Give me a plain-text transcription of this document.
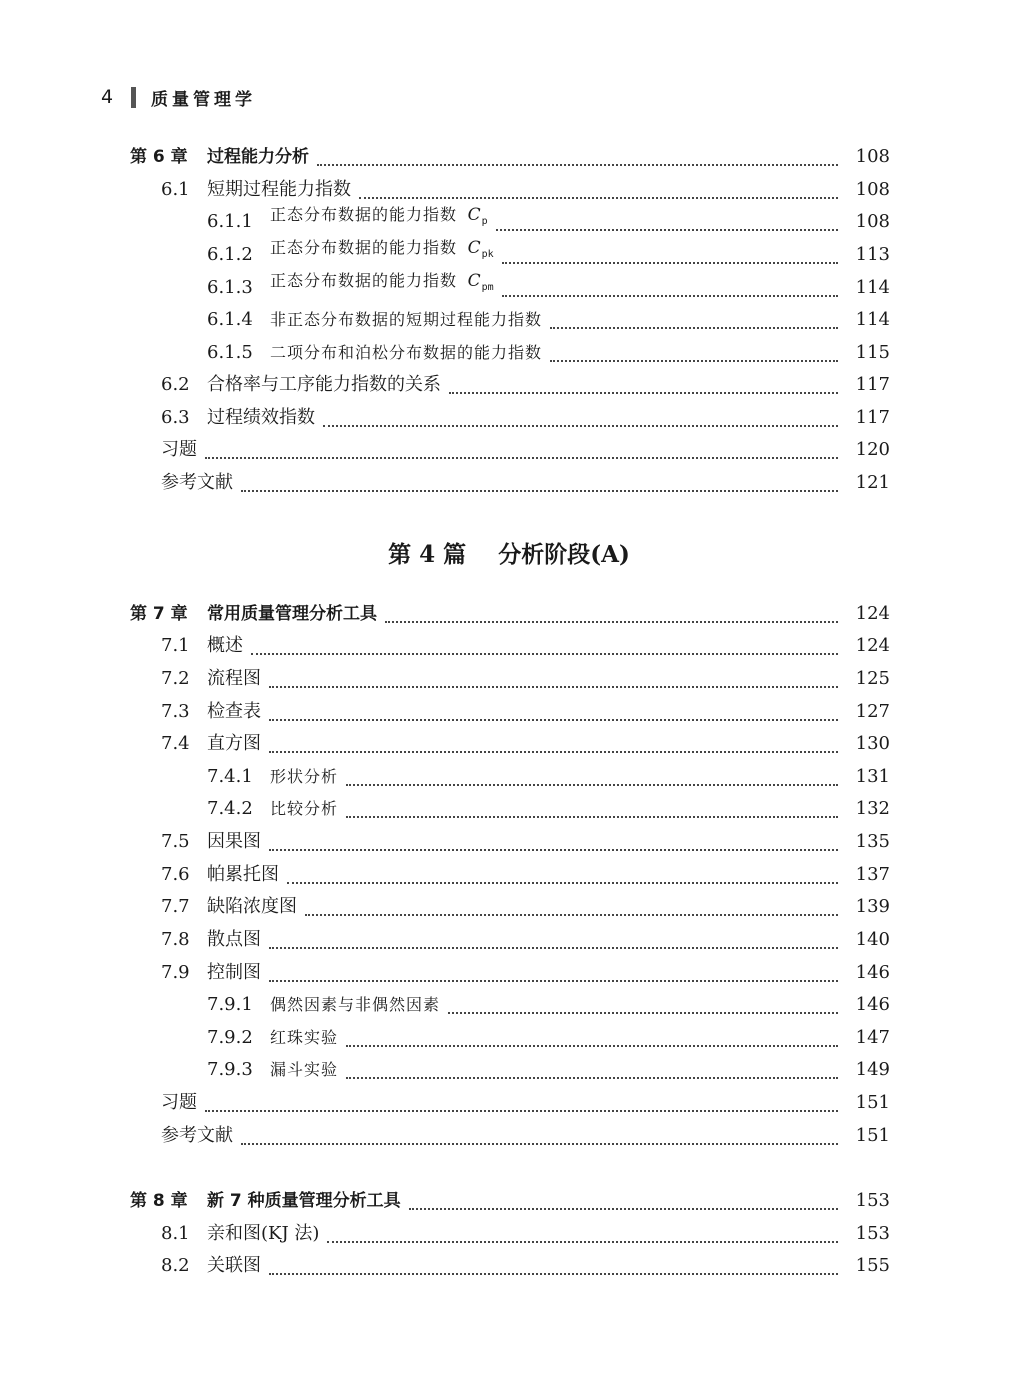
4	质量管理学
第 6 章	过程能力分析	108
6.1 短期过程能力指数	108
6.1.1	正态分布数据的能力指数 $C_p$	108
6.1.2	正态分布数据的能力指数 $C_{pk}$	113
6.1.3	正态分布数据的能力指数 $C_{pm}$	114
6.1.4	非正态分布数据的短期过程能力指数	114
6.1.5	二项分布和泊松分布数据的能力指数	115
6.2 合格率与工序能力指数的关系	117
6.3 过程绩效指数	117
习题	120
参考文献	121
第 7 章	常用质量管理分析工具	124
7.1 概述	124
7.2 流程图	125
7.3 检查表	127
7.4 直方图	130
7.4.1	形状分析	131
7.4.2	比较分析	132
7.5 因果图	135
7.6 帕累托图	137
7.7 缺陷浓度图	139
7.8 散点图	140
7.9 控制图	146
7.9.1	偶然因素与非偶然因素	146
7.9.2	红珠实验	147
7.9.3	漏斗实验	149
习题	151
参考文献	151
第 8 章	新 7 种质量管理分析工具	153
8.1 亲和图(KJ 法)	153
8.2 关联图	155
第 4 篇 分析阶段(A)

**WHAT IS NEEDED**
Copy all lines from the material that hold "正态分布数据的能力指数".

**EXERCISE OUTPUT**
6.1.1	正态分布数据的能力指数 $C_p$	108
6.1.2	正态分布数据的能力指数 $C_{pk}$	113
6.1.3	正态分布数据的能力指数 $C_{pm}$	114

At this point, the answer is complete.